● **Required task**
Copy every line from the records below that holds the word "katılmıyorum".

● **Records for this task**
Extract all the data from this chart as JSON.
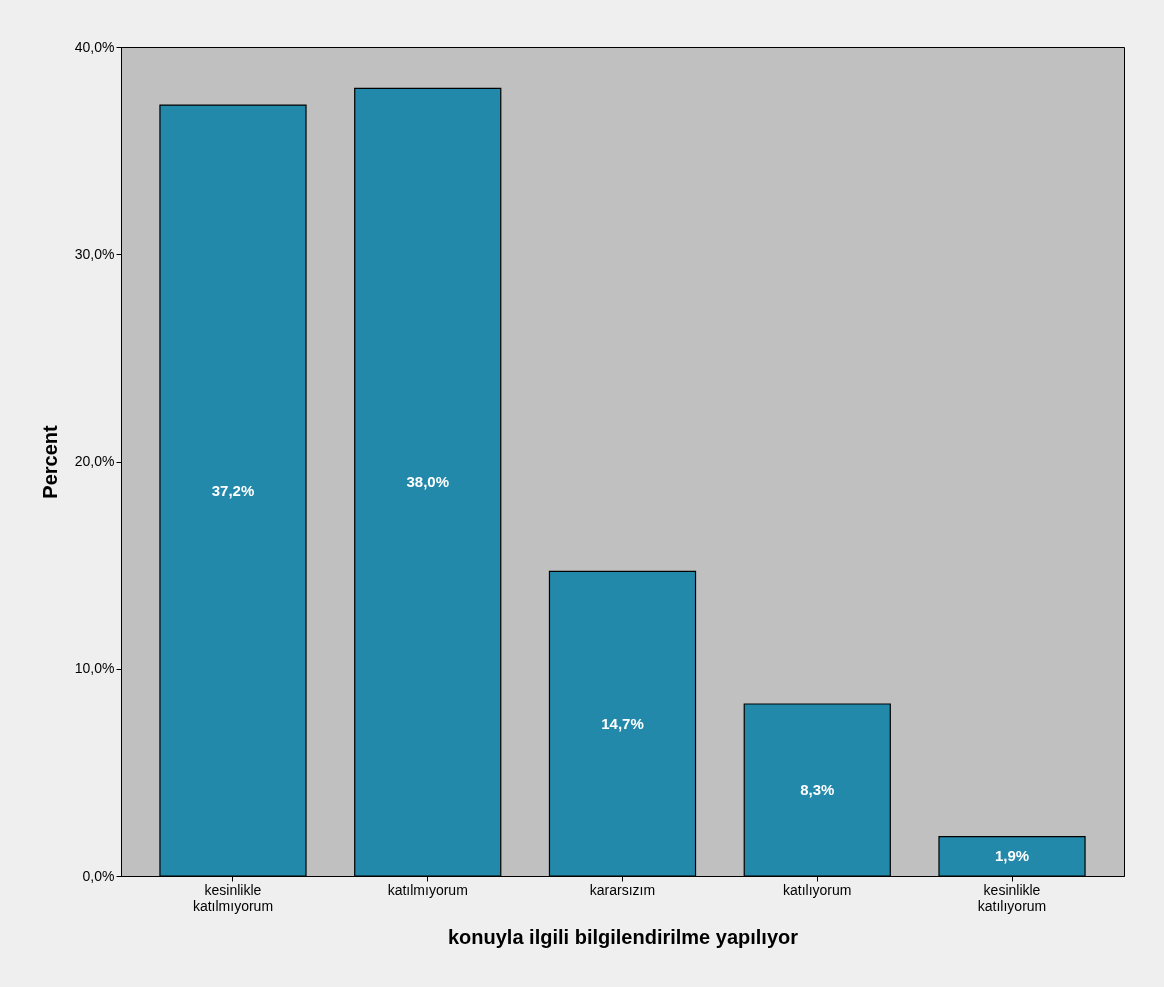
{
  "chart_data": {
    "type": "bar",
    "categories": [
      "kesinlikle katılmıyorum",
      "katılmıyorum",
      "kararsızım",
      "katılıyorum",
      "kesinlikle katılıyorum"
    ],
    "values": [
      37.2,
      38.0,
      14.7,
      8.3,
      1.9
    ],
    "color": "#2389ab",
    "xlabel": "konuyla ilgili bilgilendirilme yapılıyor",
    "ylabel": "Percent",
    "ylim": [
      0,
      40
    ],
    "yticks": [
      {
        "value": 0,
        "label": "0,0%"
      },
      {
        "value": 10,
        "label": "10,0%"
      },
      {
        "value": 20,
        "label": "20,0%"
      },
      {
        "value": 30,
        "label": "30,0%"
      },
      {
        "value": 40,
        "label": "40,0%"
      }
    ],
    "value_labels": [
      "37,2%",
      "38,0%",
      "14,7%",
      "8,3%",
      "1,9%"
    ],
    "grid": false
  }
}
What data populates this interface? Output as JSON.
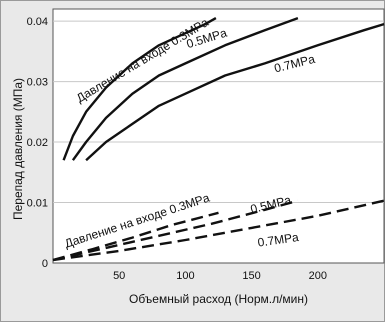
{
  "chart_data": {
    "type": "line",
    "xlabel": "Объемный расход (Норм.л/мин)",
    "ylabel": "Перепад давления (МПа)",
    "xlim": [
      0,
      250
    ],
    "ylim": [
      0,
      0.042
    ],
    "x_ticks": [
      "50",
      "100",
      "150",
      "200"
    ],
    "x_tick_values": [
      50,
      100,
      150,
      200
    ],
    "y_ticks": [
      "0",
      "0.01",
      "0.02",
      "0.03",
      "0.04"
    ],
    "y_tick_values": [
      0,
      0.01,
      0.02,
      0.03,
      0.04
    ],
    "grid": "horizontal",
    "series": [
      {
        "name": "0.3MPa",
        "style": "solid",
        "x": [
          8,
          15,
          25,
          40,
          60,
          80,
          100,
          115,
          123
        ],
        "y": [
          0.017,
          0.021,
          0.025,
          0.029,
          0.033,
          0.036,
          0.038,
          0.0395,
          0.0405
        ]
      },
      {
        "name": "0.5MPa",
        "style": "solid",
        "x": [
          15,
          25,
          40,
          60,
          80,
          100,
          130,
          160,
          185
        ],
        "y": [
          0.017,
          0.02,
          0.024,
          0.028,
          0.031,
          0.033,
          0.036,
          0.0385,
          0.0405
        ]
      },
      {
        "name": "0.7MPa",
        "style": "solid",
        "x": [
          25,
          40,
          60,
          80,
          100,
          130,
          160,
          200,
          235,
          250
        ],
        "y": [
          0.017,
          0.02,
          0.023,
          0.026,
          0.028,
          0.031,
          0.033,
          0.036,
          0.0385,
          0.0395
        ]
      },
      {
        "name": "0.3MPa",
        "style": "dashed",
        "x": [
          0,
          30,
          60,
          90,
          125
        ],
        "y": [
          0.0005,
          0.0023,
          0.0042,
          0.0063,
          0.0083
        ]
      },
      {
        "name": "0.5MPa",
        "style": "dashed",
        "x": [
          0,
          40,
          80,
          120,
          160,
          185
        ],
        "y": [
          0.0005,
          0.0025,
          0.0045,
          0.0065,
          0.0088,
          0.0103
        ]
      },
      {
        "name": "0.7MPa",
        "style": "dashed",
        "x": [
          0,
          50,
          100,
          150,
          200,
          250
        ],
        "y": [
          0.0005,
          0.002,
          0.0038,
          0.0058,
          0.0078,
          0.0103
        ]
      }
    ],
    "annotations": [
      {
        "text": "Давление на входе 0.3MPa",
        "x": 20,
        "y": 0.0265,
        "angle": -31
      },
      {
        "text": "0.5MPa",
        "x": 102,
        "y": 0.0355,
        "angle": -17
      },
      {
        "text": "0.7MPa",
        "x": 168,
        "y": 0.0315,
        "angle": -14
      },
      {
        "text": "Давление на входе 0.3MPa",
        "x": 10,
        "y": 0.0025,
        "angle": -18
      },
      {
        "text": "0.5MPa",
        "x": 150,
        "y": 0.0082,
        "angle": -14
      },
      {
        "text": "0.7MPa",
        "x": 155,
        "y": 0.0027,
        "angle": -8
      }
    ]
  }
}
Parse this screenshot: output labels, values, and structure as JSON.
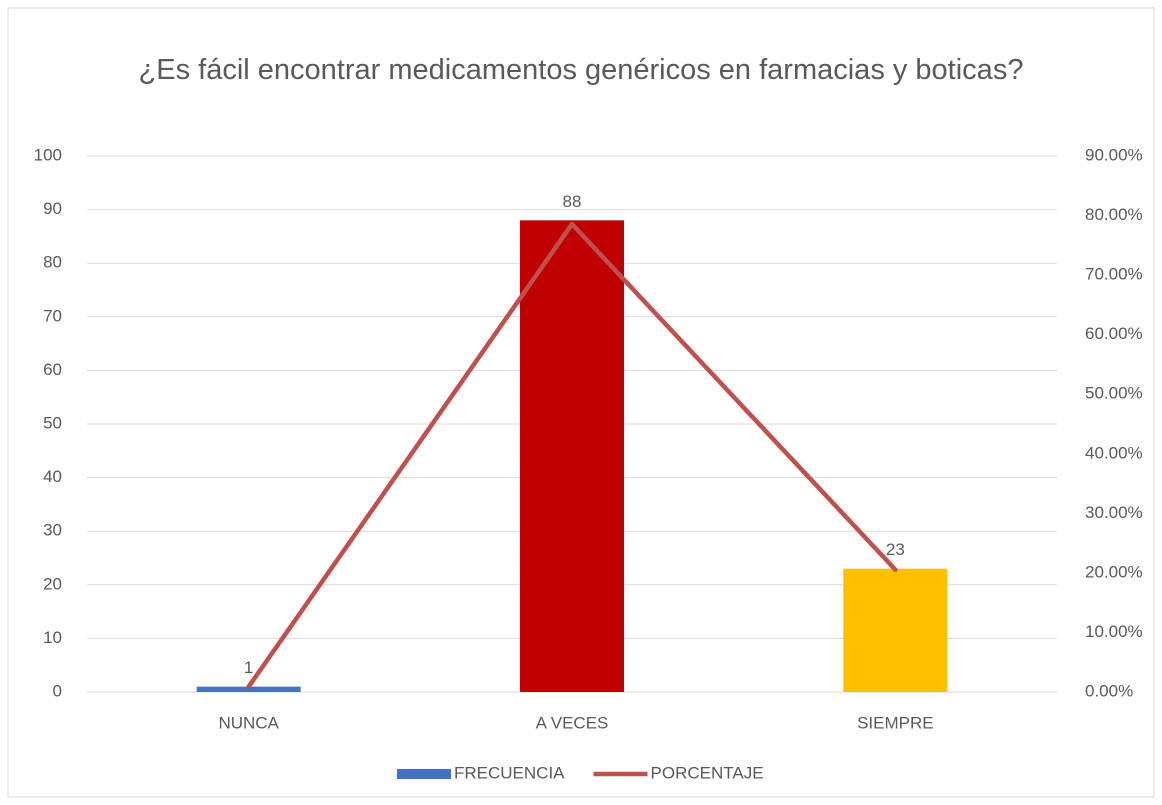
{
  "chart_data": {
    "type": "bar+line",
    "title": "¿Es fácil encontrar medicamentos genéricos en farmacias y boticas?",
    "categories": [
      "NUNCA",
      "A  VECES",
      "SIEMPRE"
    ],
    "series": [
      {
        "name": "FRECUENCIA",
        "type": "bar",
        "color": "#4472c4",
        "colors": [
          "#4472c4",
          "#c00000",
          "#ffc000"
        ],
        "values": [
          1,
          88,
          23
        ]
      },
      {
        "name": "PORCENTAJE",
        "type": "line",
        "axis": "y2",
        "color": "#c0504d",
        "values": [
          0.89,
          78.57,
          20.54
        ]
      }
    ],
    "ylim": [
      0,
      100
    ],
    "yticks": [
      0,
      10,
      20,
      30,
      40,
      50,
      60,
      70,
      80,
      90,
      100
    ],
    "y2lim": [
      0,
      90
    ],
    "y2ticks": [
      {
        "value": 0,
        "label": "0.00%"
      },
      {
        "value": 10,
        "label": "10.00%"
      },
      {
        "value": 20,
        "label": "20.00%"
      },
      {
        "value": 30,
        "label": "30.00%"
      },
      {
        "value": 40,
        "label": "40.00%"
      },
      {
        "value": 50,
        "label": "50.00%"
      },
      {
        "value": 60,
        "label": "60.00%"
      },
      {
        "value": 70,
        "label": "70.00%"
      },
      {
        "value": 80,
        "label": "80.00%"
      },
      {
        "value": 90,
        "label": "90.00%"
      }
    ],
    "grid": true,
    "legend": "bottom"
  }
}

● **Correct output**
      "kesinlikle katılmıyorum",
      "katılmıyorum",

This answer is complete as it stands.